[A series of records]
··········
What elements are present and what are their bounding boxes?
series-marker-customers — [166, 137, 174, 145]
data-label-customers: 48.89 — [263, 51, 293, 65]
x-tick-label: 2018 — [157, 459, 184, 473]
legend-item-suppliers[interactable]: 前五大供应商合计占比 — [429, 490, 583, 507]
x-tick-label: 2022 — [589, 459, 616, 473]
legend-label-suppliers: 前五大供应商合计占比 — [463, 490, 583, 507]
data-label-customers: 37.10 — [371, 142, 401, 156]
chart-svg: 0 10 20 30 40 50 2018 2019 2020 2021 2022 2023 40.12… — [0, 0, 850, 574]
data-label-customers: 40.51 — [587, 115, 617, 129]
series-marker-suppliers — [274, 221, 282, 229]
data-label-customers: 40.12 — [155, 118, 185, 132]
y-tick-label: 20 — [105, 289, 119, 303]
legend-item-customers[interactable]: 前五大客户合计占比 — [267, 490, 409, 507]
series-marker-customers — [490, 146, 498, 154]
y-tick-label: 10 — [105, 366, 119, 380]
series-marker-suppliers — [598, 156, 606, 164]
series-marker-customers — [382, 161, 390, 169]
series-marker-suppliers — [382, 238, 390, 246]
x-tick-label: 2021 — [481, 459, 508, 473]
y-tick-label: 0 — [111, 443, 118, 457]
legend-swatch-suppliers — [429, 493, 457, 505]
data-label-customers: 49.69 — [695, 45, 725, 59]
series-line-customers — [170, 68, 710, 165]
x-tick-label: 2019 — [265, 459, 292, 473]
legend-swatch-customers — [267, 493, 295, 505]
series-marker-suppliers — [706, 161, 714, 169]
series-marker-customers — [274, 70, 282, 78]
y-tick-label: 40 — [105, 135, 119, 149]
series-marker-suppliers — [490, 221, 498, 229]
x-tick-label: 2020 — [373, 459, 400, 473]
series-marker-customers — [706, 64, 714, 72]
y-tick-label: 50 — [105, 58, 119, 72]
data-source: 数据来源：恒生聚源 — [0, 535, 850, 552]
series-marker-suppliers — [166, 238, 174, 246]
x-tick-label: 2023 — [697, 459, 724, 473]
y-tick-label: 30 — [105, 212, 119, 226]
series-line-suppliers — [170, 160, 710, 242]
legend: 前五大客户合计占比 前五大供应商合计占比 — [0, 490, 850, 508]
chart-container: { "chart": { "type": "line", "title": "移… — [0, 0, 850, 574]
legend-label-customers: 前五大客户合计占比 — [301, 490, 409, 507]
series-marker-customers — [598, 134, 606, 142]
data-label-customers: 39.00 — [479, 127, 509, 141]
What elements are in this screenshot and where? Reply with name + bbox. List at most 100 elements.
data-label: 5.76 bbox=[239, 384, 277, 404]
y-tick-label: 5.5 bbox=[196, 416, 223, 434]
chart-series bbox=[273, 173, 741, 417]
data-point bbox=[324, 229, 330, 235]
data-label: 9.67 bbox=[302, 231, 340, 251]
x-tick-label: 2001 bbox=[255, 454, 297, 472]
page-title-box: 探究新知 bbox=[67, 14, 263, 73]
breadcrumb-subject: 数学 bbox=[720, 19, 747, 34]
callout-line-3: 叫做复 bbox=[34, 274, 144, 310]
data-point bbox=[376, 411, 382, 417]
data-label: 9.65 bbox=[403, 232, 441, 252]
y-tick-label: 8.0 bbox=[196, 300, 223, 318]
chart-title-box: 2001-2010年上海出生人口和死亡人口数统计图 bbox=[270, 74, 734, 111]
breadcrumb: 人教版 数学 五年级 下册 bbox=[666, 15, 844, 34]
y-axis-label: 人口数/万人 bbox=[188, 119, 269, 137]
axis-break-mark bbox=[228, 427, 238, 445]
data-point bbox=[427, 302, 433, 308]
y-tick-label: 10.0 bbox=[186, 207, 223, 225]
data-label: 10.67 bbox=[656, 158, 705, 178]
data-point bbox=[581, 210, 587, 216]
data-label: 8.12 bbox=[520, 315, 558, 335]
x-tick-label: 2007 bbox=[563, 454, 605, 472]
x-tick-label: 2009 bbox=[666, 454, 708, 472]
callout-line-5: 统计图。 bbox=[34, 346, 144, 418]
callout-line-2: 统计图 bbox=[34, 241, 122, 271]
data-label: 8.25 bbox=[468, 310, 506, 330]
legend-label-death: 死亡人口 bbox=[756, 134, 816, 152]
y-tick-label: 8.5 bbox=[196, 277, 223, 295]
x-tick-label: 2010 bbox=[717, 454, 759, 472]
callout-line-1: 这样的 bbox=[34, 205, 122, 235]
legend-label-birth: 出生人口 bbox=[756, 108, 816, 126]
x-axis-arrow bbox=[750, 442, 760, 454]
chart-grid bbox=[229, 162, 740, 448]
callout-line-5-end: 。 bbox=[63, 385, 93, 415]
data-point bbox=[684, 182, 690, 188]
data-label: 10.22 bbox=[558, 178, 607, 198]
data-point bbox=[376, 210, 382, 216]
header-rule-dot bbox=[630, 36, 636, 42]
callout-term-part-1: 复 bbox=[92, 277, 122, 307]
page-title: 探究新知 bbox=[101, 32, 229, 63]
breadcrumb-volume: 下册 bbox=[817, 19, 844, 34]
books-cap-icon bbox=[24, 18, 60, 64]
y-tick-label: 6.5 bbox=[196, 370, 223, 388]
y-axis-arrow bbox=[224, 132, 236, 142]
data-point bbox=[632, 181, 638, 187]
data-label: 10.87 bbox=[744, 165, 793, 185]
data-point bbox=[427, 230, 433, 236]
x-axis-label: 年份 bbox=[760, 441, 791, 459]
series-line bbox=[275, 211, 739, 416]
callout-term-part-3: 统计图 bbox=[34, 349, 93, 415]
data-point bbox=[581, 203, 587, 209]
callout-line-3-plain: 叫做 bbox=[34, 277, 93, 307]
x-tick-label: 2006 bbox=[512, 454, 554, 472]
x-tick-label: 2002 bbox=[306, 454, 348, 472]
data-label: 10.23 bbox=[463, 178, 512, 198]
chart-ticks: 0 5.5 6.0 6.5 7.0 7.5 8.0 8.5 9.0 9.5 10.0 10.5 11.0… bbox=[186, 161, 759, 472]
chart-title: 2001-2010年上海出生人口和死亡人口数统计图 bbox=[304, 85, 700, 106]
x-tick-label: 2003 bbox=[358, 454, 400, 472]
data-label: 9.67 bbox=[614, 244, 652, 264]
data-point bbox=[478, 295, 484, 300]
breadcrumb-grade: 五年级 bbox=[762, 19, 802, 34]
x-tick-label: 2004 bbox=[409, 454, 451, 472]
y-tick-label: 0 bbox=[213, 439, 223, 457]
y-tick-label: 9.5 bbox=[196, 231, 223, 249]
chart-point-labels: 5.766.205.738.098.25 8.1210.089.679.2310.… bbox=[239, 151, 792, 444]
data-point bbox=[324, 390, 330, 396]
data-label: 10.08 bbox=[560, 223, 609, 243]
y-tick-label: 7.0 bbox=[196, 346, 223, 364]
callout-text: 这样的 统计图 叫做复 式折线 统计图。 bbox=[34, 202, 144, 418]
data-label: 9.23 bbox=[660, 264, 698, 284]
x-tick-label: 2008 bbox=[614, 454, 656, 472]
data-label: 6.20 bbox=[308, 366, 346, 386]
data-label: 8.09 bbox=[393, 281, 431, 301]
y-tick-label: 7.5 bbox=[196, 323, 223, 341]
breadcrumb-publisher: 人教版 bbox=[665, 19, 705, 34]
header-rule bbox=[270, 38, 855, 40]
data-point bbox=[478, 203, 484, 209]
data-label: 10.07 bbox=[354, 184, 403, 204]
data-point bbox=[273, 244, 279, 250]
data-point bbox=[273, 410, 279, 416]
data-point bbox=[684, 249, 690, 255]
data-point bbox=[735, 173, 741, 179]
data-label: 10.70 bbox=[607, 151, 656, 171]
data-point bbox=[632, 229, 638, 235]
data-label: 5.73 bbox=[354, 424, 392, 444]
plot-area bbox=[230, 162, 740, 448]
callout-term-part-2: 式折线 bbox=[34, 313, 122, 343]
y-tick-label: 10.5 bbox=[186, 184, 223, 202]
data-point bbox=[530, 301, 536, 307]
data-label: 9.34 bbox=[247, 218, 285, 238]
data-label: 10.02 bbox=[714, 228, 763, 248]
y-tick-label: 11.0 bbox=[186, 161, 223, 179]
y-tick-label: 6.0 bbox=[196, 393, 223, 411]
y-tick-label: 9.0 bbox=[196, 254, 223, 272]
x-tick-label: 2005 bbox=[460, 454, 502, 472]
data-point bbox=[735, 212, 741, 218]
··········
■ The problem: Update the items from the first line through the line containing "series-marker-customers — [490, 146, 498, 154]" by replacing "x-tick-label" with "x-axis-tick", leaving every other part unchanged.

■ Reply to the task:
What elements are present and what are their bounding boxes?
series-marker-customers — [166, 137, 174, 145]
data-label-customers: 48.89 — [263, 51, 293, 65]
x-axis-tick: 2018 — [157, 459, 184, 473]
legend-item-suppliers[interactable]: 前五大供应商合计占比 — [429, 490, 583, 507]
x-axis-tick: 2022 — [589, 459, 616, 473]
legend-label-suppliers: 前五大供应商合计占比 — [463, 490, 583, 507]
data-label-customers: 37.10 — [371, 142, 401, 156]
chart-svg: 0 10 20 30 40 50 2018 2019 2020 2021 2022 2023 40.12… — [0, 0, 850, 574]
data-label-customers: 40.51 — [587, 115, 617, 129]
series-marker-suppliers — [274, 221, 282, 229]
data-label-customers: 40.12 — [155, 118, 185, 132]
y-tick-label: 20 — [105, 289, 119, 303]
legend-item-customers[interactable]: 前五大客户合计占比 — [267, 490, 409, 507]
series-marker-customers — [490, 146, 498, 154]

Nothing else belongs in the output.